* [Problem requirements]
Repeat, exactly and completely, the entries shown underneath.

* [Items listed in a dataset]
↓↓↓

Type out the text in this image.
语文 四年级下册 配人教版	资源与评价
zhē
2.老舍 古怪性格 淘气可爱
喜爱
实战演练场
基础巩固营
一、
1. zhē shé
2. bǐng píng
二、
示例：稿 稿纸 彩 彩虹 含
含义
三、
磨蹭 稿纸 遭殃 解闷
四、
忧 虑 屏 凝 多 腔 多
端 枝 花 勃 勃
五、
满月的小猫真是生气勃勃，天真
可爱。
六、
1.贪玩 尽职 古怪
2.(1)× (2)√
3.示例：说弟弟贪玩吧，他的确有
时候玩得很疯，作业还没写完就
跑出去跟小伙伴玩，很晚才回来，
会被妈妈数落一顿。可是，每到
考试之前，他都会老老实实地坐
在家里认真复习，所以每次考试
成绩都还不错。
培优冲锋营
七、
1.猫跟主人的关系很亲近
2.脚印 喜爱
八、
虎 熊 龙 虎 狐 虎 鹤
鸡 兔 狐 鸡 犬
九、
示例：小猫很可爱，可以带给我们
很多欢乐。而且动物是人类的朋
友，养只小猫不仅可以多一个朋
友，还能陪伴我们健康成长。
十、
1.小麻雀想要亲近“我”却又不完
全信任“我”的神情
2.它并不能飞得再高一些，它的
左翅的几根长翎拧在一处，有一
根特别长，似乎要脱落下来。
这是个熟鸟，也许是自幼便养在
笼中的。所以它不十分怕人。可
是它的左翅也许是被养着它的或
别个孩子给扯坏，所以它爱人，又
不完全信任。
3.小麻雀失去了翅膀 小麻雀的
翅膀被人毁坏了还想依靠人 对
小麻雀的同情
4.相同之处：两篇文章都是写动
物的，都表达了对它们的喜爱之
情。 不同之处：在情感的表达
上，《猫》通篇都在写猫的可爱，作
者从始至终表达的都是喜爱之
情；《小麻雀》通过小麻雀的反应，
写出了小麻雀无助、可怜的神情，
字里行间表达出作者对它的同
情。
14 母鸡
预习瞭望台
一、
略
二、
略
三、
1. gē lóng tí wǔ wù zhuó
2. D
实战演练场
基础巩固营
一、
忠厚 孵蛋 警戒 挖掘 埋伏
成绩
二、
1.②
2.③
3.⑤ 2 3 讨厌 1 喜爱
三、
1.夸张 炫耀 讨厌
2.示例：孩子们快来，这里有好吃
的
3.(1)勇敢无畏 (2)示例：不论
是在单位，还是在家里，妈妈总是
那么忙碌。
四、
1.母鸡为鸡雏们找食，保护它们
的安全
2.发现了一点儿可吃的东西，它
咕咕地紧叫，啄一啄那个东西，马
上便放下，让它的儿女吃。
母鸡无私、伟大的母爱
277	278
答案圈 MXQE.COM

↑↑↑

* [Answer to the task]
Type out the text in this image.
语文 四年级下册 配人教版	资源与评价
zhē
2.老舍 古怪性格 淘气可爱
喜爱
实战演练场
基础巩固营
一、
1. zhē shé
2. bǐng píng
二、
示例：稿 稿纸 彩 彩虹 含
含义
三、
磨蹭 稿纸 遭殃 解闷
四、
忧 虑 屏 凝 多 腔 多
端 枝 花 勃 勃
五、
满月的小猫真是生气勃勃，天真
可爱。
六、
1.贪玩 尽职 古怪
2.(1)× (2)√
3.示例：说弟弟贪玩吧，他的确有
时候玩得很疯，作业还没写完就
跑出去跟小伙伴玩，很晚才回来，
会被妈妈数落一顿。可是，每到
考试之前，他都会老老实实地坐
在家里认真复习，所以每次考试
成绩都还不错。
培优冲锋营
七、
1.猫跟主人的关系很亲近
2.脚印 喜爱
八、
虎 熊 龙 虎 狐 虎 鹤
鸡 兔 狐 鸡 犬
九、
示例：小猫很可爱，可以带给我们
很多欢乐。而且动物是人类的朋
友，养只小猫不仅可以多一个朋
友，还能陪伴我们健康成长。
十、
1.小麻雀想要亲近“我”却又不完
全信任“我”的神情
2.它并不能飞得再高一些，它的
左翅的几根长翎拧在一处，有一
根特别长，似乎要脱落下来。
这是个熟鸟，也许是自幼便养在
笼中的。所以它不十分怕人。可
是它的左翅也许是被养着它的或
别个孩子给扯坏，所以它爱人，又
不完全信任。
3.小麻雀失去了翅膀 小麻雀的
翅膀被人毁坏了还想依靠人 对
小麻雀的同情
4.相同之处：两篇文章都是写动
物的，都表达了对它们的喜爱之
情。 不同之处：在情感的表达
上，《猫》通篇都在写猫的可爱，作
者从始至终表达的都是喜爱之
情；《小麻雀》通过小麻雀的反应，
写出了小麻雀无助、可怜的神情，
字里行间表达出作者对它的同
情。
14 母鸡
预习瞭望台
一、
略
二、
略
三、
1. gē lóng tí wǔ wù zhuó
2. D
实战演练场
基础巩固营
一、
忠厚 孵蛋 警戒 挖掘 埋伏
成绩
二、
1.②
2.③
3.⑤ 2 3 讨厌 1 喜爱
三、
1.夸张 炫耀 讨厌
2.示例：孩子们快来，这里有好吃
的
3.(1)勇敢无畏 (2)示例：不论
是在单位，还是在家里，妈妈总是
那么忙碌。
四、
1.母鸡为鸡雏们找食，保护它们
的安全
2.发现了一点儿可吃的东西，它
咕咕地紧叫，啄一啄那个东西，马
上便放下，让它的儿女吃。
母鸡无私、伟大的母爱
277	278
答案圈 MXQE.COM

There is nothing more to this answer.